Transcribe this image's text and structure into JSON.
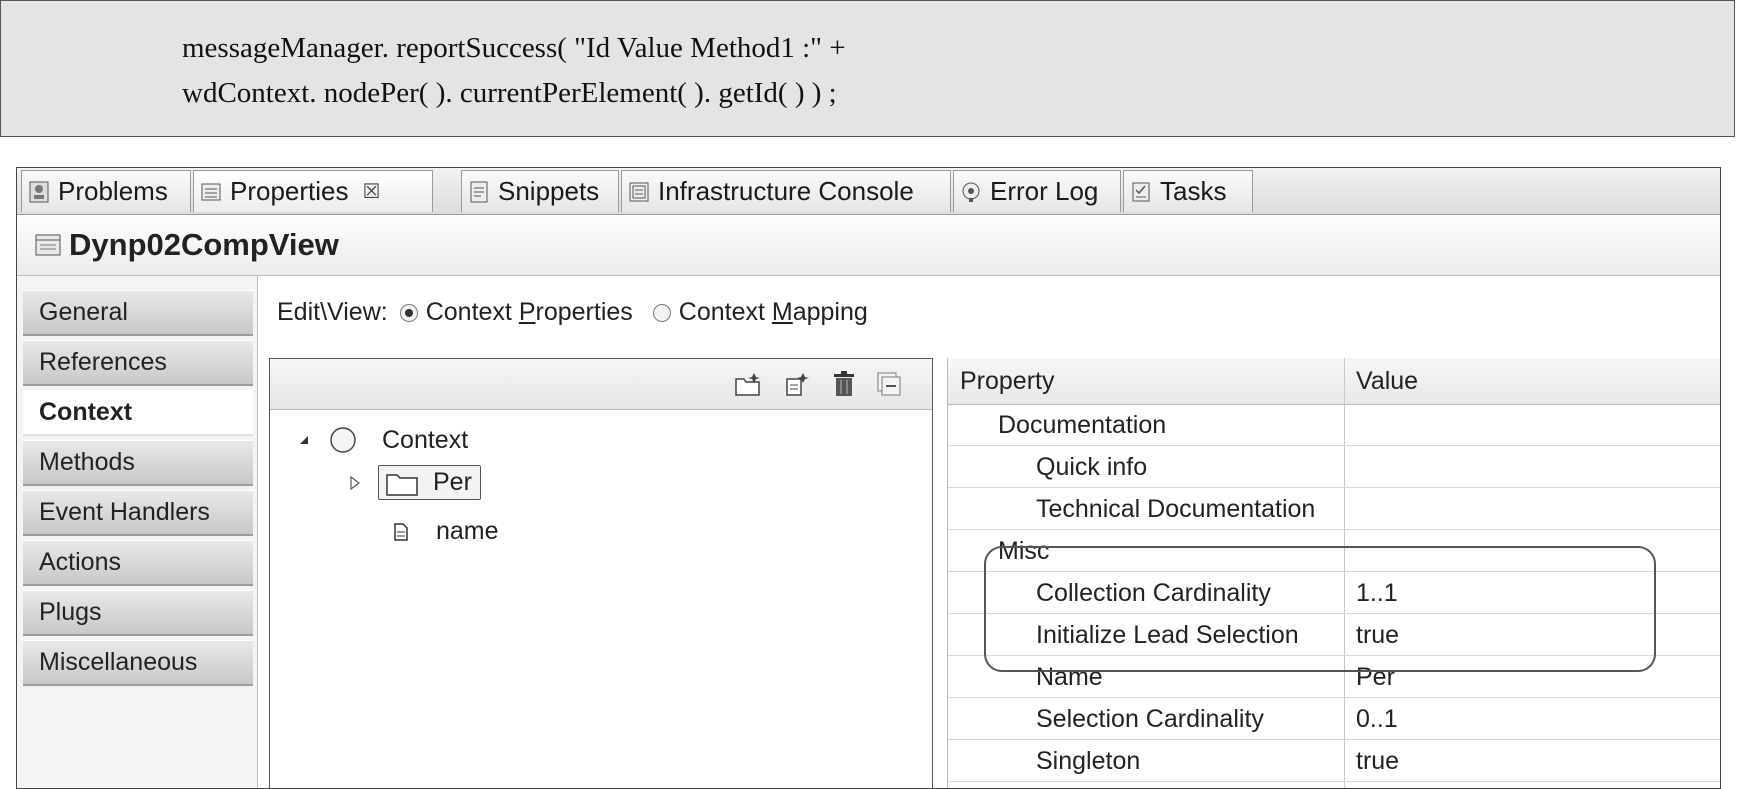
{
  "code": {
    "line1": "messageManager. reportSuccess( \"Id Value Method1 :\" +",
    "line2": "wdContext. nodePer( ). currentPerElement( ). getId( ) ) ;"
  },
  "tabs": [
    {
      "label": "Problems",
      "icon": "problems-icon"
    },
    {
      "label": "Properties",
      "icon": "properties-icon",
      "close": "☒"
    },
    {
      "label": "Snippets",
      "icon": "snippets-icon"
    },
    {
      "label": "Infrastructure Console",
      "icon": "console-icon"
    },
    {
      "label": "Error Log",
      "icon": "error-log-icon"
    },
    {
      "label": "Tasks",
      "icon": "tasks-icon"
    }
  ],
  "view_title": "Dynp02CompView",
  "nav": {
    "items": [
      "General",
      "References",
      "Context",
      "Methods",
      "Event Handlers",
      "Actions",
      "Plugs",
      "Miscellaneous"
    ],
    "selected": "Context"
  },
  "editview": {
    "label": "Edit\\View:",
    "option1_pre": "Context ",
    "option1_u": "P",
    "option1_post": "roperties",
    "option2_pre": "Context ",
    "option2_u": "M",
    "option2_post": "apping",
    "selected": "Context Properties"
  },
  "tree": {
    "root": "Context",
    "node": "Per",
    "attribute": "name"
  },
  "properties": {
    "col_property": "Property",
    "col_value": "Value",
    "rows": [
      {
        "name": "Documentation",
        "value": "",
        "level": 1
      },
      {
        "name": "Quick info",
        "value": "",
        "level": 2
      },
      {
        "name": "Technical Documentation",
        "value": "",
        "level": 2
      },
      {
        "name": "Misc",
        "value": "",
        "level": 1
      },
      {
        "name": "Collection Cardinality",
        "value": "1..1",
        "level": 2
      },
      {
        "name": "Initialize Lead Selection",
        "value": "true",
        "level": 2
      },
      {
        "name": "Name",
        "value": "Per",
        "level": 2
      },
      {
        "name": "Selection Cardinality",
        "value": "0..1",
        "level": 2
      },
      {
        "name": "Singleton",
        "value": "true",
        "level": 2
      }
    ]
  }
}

───

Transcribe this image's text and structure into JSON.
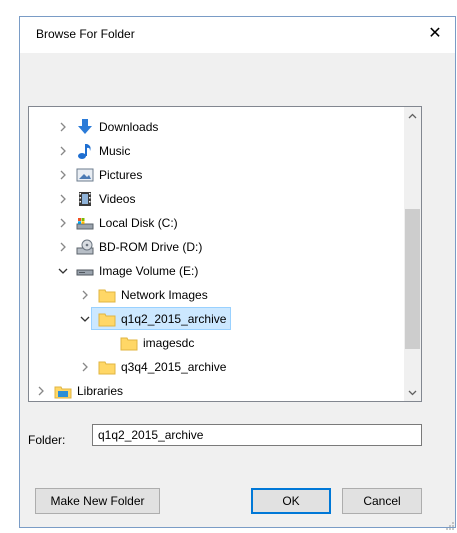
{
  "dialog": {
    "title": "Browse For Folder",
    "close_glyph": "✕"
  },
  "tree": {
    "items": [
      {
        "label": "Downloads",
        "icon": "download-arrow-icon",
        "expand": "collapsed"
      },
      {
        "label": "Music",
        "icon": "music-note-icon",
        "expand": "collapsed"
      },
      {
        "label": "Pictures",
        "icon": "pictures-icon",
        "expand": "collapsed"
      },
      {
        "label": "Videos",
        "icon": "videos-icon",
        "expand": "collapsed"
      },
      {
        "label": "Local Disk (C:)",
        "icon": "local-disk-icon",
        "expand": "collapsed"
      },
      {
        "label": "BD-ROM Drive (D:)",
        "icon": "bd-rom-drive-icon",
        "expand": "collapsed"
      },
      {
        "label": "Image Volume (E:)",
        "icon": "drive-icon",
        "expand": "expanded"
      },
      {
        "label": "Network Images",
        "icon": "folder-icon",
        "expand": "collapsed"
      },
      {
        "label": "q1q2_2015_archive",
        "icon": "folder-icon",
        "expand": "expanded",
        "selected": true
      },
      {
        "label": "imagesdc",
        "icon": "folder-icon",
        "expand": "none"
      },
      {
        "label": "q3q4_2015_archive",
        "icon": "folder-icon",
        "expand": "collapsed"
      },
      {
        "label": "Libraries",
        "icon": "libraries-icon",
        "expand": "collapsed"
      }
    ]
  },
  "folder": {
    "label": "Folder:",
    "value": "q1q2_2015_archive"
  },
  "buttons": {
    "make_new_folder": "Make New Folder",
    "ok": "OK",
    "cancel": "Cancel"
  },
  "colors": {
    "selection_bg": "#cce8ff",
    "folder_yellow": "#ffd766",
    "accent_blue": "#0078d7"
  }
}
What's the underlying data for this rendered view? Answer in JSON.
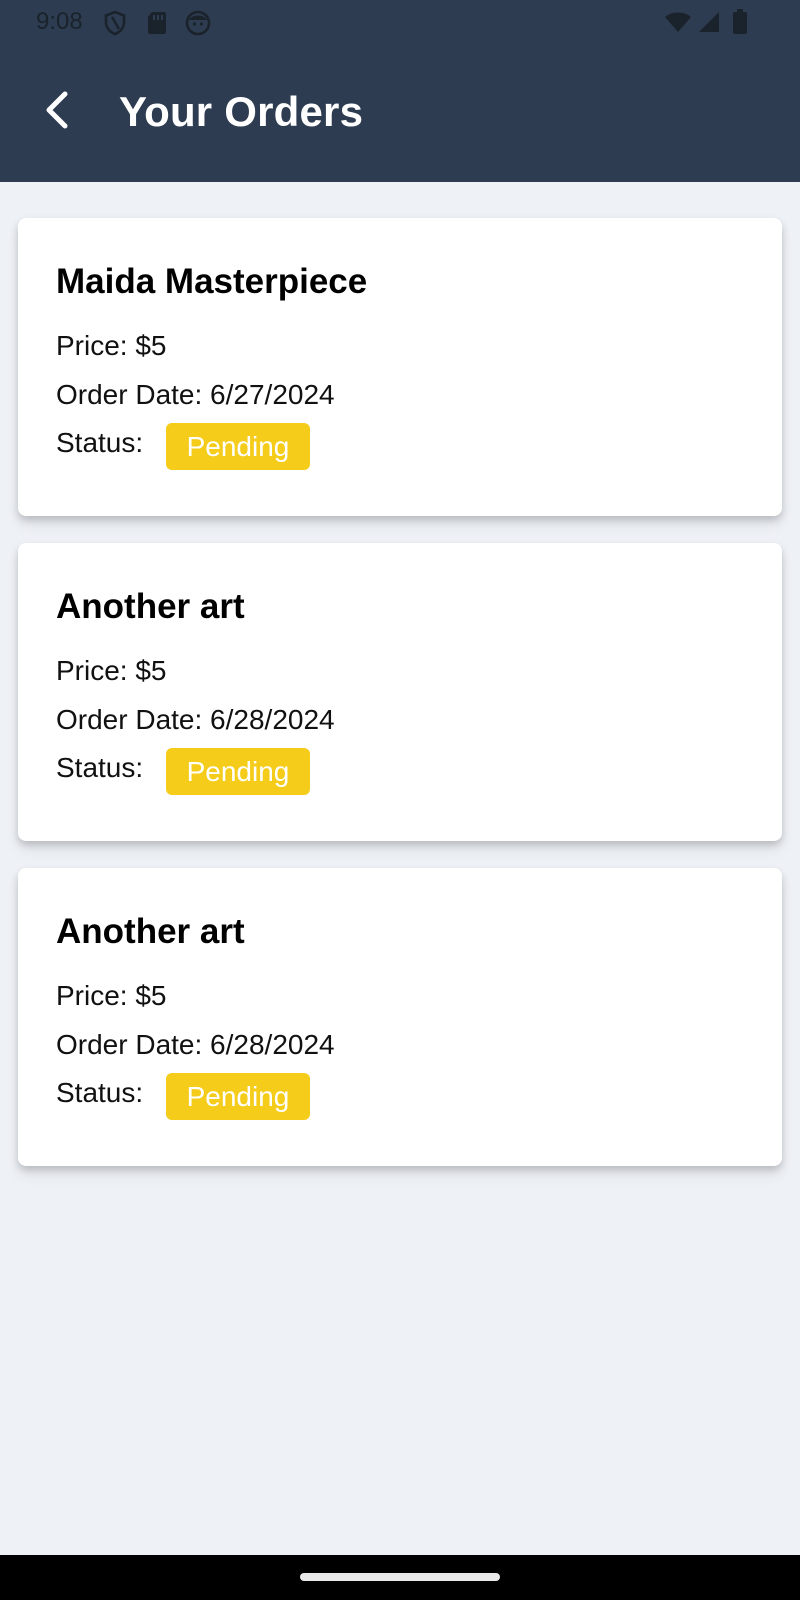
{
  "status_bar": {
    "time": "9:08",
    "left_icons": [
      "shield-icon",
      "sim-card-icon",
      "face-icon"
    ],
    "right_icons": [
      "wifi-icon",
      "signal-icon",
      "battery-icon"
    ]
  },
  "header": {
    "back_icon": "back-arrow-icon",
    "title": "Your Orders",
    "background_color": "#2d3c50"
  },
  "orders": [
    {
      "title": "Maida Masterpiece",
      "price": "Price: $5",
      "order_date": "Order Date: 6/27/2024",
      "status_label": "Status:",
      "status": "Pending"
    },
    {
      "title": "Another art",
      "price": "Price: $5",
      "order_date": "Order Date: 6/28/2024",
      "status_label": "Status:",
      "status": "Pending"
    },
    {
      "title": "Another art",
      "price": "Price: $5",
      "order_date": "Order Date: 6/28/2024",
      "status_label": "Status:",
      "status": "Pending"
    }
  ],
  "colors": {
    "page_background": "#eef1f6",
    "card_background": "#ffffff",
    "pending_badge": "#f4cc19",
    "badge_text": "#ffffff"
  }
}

───

◆ **Description of the task**
Look through the data above. Copy every line with the string "name" in it.

◆ **Correct answer**
    "attribute": "name"
        "name": "Documentation",
        "name": "Quick info",
        "name": "Technical Documentation",
        "name": "Misc",
        "name": "Collection Cardinality",
        "name": "Initialize Lead Selection",
        "name": "Name",
        "name": "Selection Cardinality",
        "name": "Singleton",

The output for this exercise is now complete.